◆ Set task
Reproduce each record exactly.

◆ Source data
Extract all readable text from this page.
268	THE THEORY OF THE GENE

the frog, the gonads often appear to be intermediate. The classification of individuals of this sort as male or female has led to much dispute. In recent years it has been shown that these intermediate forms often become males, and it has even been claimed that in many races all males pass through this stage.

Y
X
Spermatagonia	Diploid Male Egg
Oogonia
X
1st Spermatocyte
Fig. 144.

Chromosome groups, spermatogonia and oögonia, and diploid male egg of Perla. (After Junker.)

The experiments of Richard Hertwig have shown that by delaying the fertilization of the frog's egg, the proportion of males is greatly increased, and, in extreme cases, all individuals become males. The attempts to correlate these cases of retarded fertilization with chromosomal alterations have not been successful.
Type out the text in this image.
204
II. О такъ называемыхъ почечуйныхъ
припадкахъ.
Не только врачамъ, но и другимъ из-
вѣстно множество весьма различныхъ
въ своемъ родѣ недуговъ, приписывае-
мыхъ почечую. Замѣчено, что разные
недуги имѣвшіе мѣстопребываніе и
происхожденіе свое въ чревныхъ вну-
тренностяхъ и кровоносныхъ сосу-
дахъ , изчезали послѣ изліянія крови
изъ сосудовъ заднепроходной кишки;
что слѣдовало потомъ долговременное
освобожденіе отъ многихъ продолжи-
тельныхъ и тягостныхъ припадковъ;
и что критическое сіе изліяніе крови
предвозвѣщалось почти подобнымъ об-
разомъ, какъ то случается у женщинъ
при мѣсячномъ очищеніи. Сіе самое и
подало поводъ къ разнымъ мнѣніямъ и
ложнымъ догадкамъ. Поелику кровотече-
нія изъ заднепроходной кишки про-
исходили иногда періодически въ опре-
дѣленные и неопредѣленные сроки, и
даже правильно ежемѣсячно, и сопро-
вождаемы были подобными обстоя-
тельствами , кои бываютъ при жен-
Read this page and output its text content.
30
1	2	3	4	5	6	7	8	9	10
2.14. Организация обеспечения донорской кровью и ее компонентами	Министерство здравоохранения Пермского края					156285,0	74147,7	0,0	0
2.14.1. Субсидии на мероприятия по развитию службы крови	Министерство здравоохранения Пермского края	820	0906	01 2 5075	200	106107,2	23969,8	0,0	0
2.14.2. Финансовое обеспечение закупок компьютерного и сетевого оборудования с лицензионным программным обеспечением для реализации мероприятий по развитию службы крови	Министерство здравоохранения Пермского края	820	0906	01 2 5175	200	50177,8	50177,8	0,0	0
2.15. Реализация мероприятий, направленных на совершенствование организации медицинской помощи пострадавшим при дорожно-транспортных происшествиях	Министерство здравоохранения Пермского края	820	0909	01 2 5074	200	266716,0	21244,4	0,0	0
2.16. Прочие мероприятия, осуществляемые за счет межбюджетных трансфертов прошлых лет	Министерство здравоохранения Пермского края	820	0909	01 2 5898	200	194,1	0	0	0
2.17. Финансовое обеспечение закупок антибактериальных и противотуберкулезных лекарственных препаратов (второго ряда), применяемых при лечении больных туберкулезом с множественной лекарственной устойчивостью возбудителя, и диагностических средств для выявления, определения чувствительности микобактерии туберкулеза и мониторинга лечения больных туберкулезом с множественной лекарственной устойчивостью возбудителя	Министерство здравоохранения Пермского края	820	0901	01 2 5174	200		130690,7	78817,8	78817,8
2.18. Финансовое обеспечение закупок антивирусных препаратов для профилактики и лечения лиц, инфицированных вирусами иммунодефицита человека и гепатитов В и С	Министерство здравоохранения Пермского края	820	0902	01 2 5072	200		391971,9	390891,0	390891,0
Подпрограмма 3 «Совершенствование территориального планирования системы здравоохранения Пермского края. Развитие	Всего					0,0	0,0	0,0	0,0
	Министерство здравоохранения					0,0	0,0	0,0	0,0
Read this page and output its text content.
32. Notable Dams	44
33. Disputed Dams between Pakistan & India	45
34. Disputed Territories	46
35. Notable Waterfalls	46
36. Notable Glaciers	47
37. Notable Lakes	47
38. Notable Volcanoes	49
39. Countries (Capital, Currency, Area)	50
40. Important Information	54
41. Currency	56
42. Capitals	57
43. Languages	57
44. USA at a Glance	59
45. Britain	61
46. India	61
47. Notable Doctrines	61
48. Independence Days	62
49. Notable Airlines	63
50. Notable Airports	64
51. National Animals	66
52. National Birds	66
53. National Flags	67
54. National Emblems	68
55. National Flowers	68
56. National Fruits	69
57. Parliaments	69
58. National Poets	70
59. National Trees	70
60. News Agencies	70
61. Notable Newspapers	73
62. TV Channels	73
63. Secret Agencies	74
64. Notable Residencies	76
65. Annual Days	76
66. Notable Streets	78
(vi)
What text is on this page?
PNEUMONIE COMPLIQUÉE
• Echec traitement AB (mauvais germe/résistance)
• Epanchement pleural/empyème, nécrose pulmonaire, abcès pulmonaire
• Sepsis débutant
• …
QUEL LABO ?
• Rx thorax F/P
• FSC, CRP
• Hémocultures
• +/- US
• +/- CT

◆ Answer in full
Extract all readable text from this page.
268	THE THEORY OF THE GENE

the frog, the gonads often appear to be intermediate. The classification of individuals of this sort as male or female has led to much dispute. In recent years it has been shown that these intermediate forms often become males, and it has even been claimed that in many races all males pass through this stage.

Y
X
Spermatagonia	Diploid Male Egg
Oogonia
X
1st Spermatocyte
Fig. 144.

Chromosome groups, spermatogonia and oögonia, and diploid male egg of Perla. (After Junker.)

The experiments of Richard Hertwig have shown that by delaying the fertilization of the frog's egg, the proportion of males is greatly increased, and, in extreme cases, all individuals become males. The attempts to correlate these cases of retarded fertilization with chromosomal alterations have not been successful.
Type out the text in this image.
204
II. О такъ называемыхъ почечуйныхъ
припадкахъ.
Не только врачамъ, но и другимъ из-
вѣстно множество весьма различныхъ
въ своемъ родѣ недуговъ, приписывае-
мыхъ почечую. Замѣчено, что разные
недуги имѣвшіе мѣстопребываніе и
происхожденіе свое въ чревныхъ вну-
тренностяхъ и кровоносныхъ сосу-
дахъ , изчезали послѣ изліянія крови
изъ сосудовъ заднепроходной кишки;
что слѣдовало потомъ долговременное
освобожденіе отъ многихъ продолжи-
тельныхъ и тягостныхъ припадковъ;
и что критическое сіе изліяніе крови
предвозвѣщалось почти подобнымъ об-
разомъ, какъ то случается у женщинъ
при мѣсячномъ очищеніи. Сіе самое и
подало поводъ къ разнымъ мнѣніямъ и
ложнымъ догадкамъ. Поелику кровотече-
нія изъ заднепроходной кишки про-
исходили иногда періодически въ опре-
дѣленные и неопредѣленные сроки, и
даже правильно ежемѣсячно, и сопро-
вождаемы были подобными обстоя-
тельствами , кои бываютъ при жен-
Read this page and output its text content.
30
1	2	3	4	5	6	7	8	9	10
2.14. Организация обеспечения донорской кровью и ее компонентами	Министерство здравоохранения Пермского края					156285,0	74147,7	0,0	0
2.14.1. Субсидии на мероприятия по развитию службы крови	Министерство здравоохранения Пермского края	820	0906	01 2 5075	200	106107,2	23969,8	0,0	0
2.14.2. Финансовое обеспечение закупок компьютерного и сетевого оборудования с лицензионным программным обеспечением для реализации мероприятий по развитию службы крови	Министерство здравоохранения Пермского края	820	0906	01 2 5175	200	50177,8	50177,8	0,0	0
2.15. Реализация мероприятий, направленных на совершенствование организации медицинской помощи пострадавшим при дорожно-транспортных происшествиях	Министерство здравоохранения Пермского края	820	0909	01 2 5074	200	266716,0	21244,4	0,0	0
2.16. Прочие мероприятия, осуществляемые за счет межбюджетных трансфертов прошлых лет	Министерство здравоохранения Пермского края	820	0909	01 2 5898	200	194,1	0	0	0
2.17. Финансовое обеспечение закупок антибактериальных и противотуберкулезных лекарственных препаратов (второго ряда), применяемых при лечении больных туберкулезом с множественной лекарственной устойчивостью возбудителя, и диагностических средств для выявления, определения чувствительности микобактерии туберкулеза и мониторинга лечения больных туберкулезом с множественной лекарственной устойчивостью возбудителя	Министерство здравоохранения Пермского края	820	0901	01 2 5174	200		130690,7	78817,8	78817,8
2.18. Финансовое обеспечение закупок антивирусных препаратов для профилактики и лечения лиц, инфицированных вирусами иммунодефицита человека и гепатитов В и С	Министерство здравоохранения Пермского края	820	0902	01 2 5072	200		391971,9	390891,0	390891,0
Подпрограмма 3 «Совершенствование территориального планирования системы здравоохранения Пермского края. Развитие	Всего					0,0	0,0	0,0	0,0
	Министерство здравоохранения					0,0	0,0	0,0	0,0
Read this page and output its text content.
32. Notable Dams	44
33. Disputed Dams between Pakistan & India	45
34. Disputed Territories	46
35. Notable Waterfalls	46
36. Notable Glaciers	47
37. Notable Lakes	47
38. Notable Volcanoes	49
39. Countries (Capital, Currency, Area)	50
40. Important Information	54
41. Currency	56
42. Capitals	57
43. Languages	57
44. USA at a Glance	59
45. Britain	61
46. India	61
47. Notable Doctrines	61
48. Independence Days	62
49. Notable Airlines	63
50. Notable Airports	64
51. National Animals	66
52. National Birds	66
53. National Flags	67
54. National Emblems	68
55. National Flowers	68
56. National Fruits	69
57. Parliaments	69
58. National Poets	70
59. National Trees	70
60. News Agencies	70
61. Notable Newspapers	73
62. TV Channels	73
63. Secret Agencies	74
64. Notable Residencies	76
65. Annual Days	76
66. Notable Streets	78
(vi)
What text is on this page?
PNEUMONIE COMPLIQUÉE
• Echec traitement AB (mauvais germe/résistance)
• Epanchement pleural/empyème, nécrose pulmonaire, abcès pulmonaire
• Sepsis débutant
• …
QUEL LABO ?
• Rx thorax F/P
• FSC, CRP
• Hémocultures
• +/- US
• +/- CT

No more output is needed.